Data rows |
* BEGIN *

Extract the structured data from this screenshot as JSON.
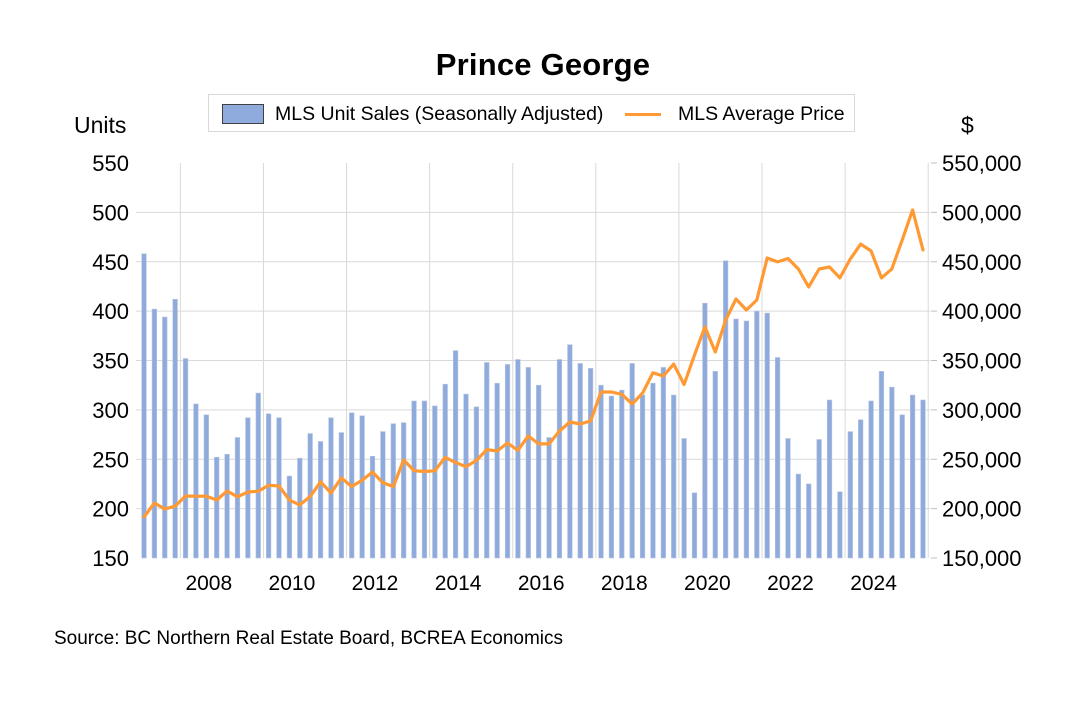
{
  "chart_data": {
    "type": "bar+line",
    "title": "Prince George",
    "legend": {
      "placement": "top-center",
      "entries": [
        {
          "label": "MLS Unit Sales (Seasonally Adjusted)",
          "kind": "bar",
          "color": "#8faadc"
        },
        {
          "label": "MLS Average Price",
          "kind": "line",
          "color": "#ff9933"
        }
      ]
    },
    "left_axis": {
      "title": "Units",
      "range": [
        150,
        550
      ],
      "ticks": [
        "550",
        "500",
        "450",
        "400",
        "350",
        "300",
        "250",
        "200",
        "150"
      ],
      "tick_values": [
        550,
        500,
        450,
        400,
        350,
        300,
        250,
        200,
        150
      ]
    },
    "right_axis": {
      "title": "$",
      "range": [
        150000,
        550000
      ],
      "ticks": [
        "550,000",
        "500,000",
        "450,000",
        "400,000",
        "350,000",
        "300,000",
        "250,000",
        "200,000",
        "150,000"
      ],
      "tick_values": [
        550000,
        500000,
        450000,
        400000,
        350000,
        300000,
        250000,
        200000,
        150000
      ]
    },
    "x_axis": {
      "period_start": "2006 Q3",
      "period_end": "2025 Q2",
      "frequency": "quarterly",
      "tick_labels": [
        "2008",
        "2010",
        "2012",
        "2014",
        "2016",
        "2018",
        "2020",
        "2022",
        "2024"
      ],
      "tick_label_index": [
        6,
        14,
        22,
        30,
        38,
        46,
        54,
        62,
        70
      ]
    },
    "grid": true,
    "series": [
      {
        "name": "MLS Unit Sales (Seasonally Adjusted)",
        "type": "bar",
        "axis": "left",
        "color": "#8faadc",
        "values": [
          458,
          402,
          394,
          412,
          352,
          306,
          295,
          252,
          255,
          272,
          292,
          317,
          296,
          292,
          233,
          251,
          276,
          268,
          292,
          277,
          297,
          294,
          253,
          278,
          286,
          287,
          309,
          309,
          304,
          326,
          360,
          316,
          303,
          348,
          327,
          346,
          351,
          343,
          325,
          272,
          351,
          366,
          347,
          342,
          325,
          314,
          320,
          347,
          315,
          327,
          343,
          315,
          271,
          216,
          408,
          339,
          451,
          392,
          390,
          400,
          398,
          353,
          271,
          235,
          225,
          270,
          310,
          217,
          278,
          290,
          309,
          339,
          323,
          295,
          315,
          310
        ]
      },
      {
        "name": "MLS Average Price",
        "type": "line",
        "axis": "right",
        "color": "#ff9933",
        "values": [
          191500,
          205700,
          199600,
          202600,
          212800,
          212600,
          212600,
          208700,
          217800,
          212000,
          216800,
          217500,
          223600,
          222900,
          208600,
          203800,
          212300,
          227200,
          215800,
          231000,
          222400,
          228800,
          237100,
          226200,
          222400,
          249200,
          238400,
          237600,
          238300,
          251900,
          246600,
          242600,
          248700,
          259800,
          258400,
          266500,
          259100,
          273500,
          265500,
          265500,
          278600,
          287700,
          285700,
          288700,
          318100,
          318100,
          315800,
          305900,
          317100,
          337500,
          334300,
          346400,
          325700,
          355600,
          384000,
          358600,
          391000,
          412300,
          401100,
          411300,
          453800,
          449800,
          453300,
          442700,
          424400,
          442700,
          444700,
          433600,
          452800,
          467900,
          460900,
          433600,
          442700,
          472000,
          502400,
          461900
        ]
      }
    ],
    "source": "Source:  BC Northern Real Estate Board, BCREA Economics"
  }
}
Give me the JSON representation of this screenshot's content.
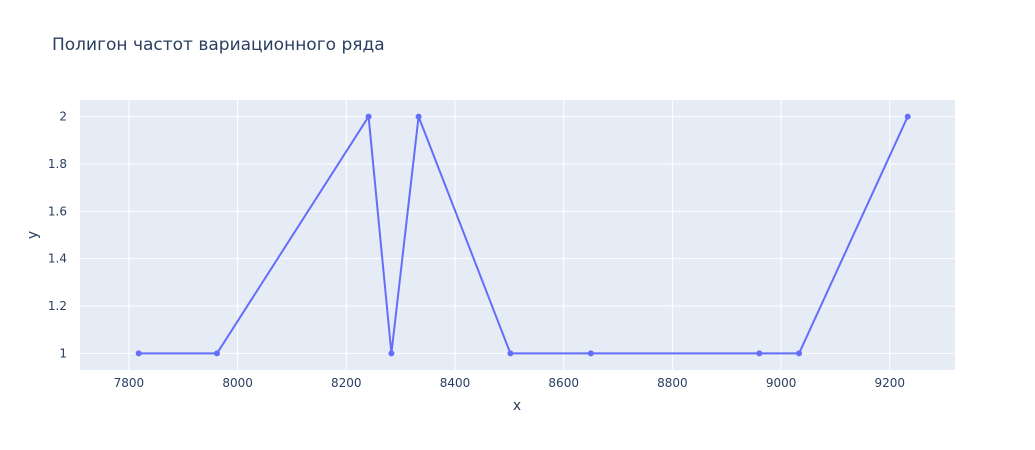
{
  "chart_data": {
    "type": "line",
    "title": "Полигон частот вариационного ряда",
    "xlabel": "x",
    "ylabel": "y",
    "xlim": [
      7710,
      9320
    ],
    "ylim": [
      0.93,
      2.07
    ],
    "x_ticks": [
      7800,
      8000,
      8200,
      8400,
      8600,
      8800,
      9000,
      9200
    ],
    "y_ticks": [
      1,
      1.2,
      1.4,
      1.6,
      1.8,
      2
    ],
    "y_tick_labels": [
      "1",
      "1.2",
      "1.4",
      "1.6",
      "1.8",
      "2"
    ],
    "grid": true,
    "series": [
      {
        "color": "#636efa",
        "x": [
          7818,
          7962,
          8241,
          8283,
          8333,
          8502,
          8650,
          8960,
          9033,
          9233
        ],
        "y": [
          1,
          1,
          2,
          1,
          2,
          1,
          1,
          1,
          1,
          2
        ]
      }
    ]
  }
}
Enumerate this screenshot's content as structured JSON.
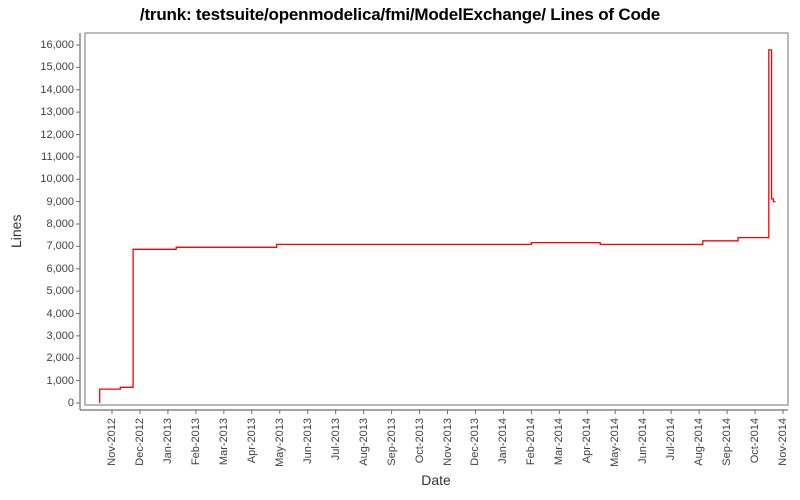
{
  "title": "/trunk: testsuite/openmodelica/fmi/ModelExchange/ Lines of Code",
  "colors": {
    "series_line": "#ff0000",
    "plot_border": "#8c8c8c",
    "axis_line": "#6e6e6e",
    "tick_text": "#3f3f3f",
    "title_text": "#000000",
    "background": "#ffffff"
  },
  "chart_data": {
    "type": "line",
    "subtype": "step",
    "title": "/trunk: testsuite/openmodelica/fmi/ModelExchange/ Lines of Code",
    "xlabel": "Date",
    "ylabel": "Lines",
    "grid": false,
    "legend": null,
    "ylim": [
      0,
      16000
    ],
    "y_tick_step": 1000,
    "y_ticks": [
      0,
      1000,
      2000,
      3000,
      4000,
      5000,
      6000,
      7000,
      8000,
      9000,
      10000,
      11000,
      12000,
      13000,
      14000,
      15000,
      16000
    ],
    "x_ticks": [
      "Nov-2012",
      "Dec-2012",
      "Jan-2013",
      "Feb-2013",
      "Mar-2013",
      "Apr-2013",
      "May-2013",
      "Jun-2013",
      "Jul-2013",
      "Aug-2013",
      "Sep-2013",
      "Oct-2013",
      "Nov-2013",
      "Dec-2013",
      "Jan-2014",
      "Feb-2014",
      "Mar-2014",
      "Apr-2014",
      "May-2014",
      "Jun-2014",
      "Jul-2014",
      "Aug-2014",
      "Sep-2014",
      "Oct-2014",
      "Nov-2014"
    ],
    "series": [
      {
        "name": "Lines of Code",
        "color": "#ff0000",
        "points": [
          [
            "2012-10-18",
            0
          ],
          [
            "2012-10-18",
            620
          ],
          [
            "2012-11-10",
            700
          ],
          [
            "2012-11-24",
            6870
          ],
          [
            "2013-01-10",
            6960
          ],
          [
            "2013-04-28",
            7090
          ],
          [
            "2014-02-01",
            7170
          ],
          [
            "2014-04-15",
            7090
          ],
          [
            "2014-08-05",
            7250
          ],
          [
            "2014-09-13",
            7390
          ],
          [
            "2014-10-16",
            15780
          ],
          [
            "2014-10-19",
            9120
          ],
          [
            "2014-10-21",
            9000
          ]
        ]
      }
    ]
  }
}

* END *

Quote the records above exactly, leaving out any pictures.

Output for this task |
Extract the structured data from this screenshot as JSON.
{
  "chart_data": {
    "type": "bar+line",
    "title": "Prince George",
    "legend": {
      "placement": "top-center",
      "entries": [
        {
          "label": "MLS Unit Sales (Seasonally Adjusted)",
          "kind": "bar",
          "color": "#8faadc"
        },
        {
          "label": "MLS Average Price",
          "kind": "line",
          "color": "#ff9933"
        }
      ]
    },
    "left_axis": {
      "title": "Units",
      "range": [
        150,
        550
      ],
      "ticks": [
        "550",
        "500",
        "450",
        "400",
        "350",
        "300",
        "250",
        "200",
        "150"
      ],
      "tick_values": [
        550,
        500,
        450,
        400,
        350,
        300,
        250,
        200,
        150
      ]
    },
    "right_axis": {
      "title": "$",
      "range": [
        150000,
        550000
      ],
      "ticks": [
        "550,000",
        "500,000",
        "450,000",
        "400,000",
        "350,000",
        "300,000",
        "250,000",
        "200,000",
        "150,000"
      ],
      "tick_values": [
        550000,
        500000,
        450000,
        400000,
        350000,
        300000,
        250000,
        200000,
        150000
      ]
    },
    "x_axis": {
      "period_start": "2006 Q3",
      "period_end": "2025 Q2",
      "frequency": "quarterly",
      "tick_labels": [
        "2008",
        "2010",
        "2012",
        "2014",
        "2016",
        "2018",
        "2020",
        "2022",
        "2024"
      ],
      "tick_label_index": [
        6,
        14,
        22,
        30,
        38,
        46,
        54,
        62,
        70
      ]
    },
    "grid": true,
    "series": [
      {
        "name": "MLS Unit Sales (Seasonally Adjusted)",
        "type": "bar",
        "axis": "left",
        "color": "#8faadc",
        "values": [
          458,
          402,
          394,
          412,
          352,
          306,
          295,
          252,
          255,
          272,
          292,
          317,
          296,
          292,
          233,
          251,
          276,
          268,
          292,
          277,
          297,
          294,
          253,
          278,
          286,
          287,
          309,
          309,
          304,
          326,
          360,
          316,
          303,
          348,
          327,
          346,
          351,
          343,
          325,
          272,
          351,
          366,
          347,
          342,
          325,
          314,
          320,
          347,
          315,
          327,
          343,
          315,
          271,
          216,
          408,
          339,
          451,
          392,
          390,
          400,
          398,
          353,
          271,
          235,
          225,
          270,
          310,
          217,
          278,
          290,
          309,
          339,
          323,
          295,
          315,
          310
        ]
      },
      {
        "name": "MLS Average Price",
        "type": "line",
        "axis": "right",
        "color": "#ff9933",
        "values": [
          191500,
          205700,
          199600,
          202600,
          212800,
          212600,
          212600,
          208700,
          217800,
          212000,
          216800,
          217500,
          223600,
          222900,
          208600,
          203800,
          212300,
          227200,
          215800,
          231000,
          222400,
          228800,
          237100,
          226200,
          222400,
          249200,
          238400,
          237600,
          238300,
          251900,
          246600,
          242600,
          248700,
          259800,
          258400,
          266500,
          259100,
          273500,
          265500,
          265500,
          278600,
          287700,
          285700,
          288700,
          318100,
          318100,
          315800,
          305900,
          317100,
          337500,
          334300,
          346400,
          325700,
          355600,
          384000,
          358600,
          391000,
          412300,
          401100,
          411300,
          453800,
          449800,
          453300,
          442700,
          424400,
          442700,
          444700,
          433600,
          452800,
          467900,
          460900,
          433600,
          442700,
          472000,
          502400,
          461900
        ]
      }
    ],
    "source": "Source:  BC Northern Real Estate Board, BCREA Economics"
  }
}
Give me the JSON representation of this screenshot's content.
{
  "chart_data": {
    "type": "line",
    "title": "Полигон частот вариационного ряда",
    "xlabel": "x",
    "ylabel": "y",
    "xlim": [
      7710,
      9320
    ],
    "ylim": [
      0.93,
      2.07
    ],
    "x_ticks": [
      7800,
      8000,
      8200,
      8400,
      8600,
      8800,
      9000,
      9200
    ],
    "y_ticks": [
      1,
      1.2,
      1.4,
      1.6,
      1.8,
      2
    ],
    "y_tick_labels": [
      "1",
      "1.2",
      "1.4",
      "1.6",
      "1.8",
      "2"
    ],
    "grid": true,
    "series": [
      {
        "color": "#636efa",
        "x": [
          7818,
          7962,
          8241,
          8283,
          8333,
          8502,
          8650,
          8960,
          9033,
          9233
        ],
        "y": [
          1,
          1,
          2,
          1,
          2,
          1,
          1,
          1,
          1,
          2
        ]
      }
    ]
  }
}
Enumerate this screenshot's content as structured JSON.
{
  "title": "/trunk: testsuite/openmodelica/fmi/ModelExchange/ Lines of Code",
  "colors": {
    "series_line": "#ff0000",
    "plot_border": "#8c8c8c",
    "axis_line": "#6e6e6e",
    "tick_text": "#3f3f3f",
    "title_text": "#000000",
    "background": "#ffffff"
  },
  "chart_data": {
    "type": "line",
    "subtype": "step",
    "title": "/trunk: testsuite/openmodelica/fmi/ModelExchange/ Lines of Code",
    "xlabel": "Date",
    "ylabel": "Lines",
    "grid": false,
    "legend": null,
    "ylim": [
      0,
      16000
    ],
    "y_tick_step": 1000,
    "y_ticks": [
      0,
      1000,
      2000,
      3000,
      4000,
      5000,
      6000,
      7000,
      8000,
      9000,
      10000,
      11000,
      12000,
      13000,
      14000,
      15000,
      16000
    ],
    "x_ticks": [
      "Nov-2012",
      "Dec-2012",
      "Jan-2013",
      "Feb-2013",
      "Mar-2013",
      "Apr-2013",
      "May-2013",
      "Jun-2013",
      "Jul-2013",
      "Aug-2013",
      "Sep-2013",
      "Oct-2013",
      "Nov-2013",
      "Dec-2013",
      "Jan-2014",
      "Feb-2014",
      "Mar-2014",
      "Apr-2014",
      "May-2014",
      "Jun-2014",
      "Jul-2014",
      "Aug-2014",
      "Sep-2014",
      "Oct-2014",
      "Nov-2014"
    ],
    "series": [
      {
        "name": "Lines of Code",
        "color": "#ff0000",
        "points": [
          [
            "2012-10-18",
            0
          ],
          [
            "2012-10-18",
            620
          ],
          [
            "2012-11-10",
            700
          ],
          [
            "2012-11-24",
            6870
          ],
          [
            "2013-01-10",
            6960
          ],
          [
            "2013-04-28",
            7090
          ],
          [
            "2014-02-01",
            7170
          ],
          [
            "2014-04-15",
            7090
          ],
          [
            "2014-08-05",
            7250
          ],
          [
            "2014-09-13",
            7390
          ],
          [
            "2014-10-16",
            15780
          ],
          [
            "2014-10-19",
            9120
          ],
          [
            "2014-10-21",
            9000
          ]
        ]
      }
    ]
  }
}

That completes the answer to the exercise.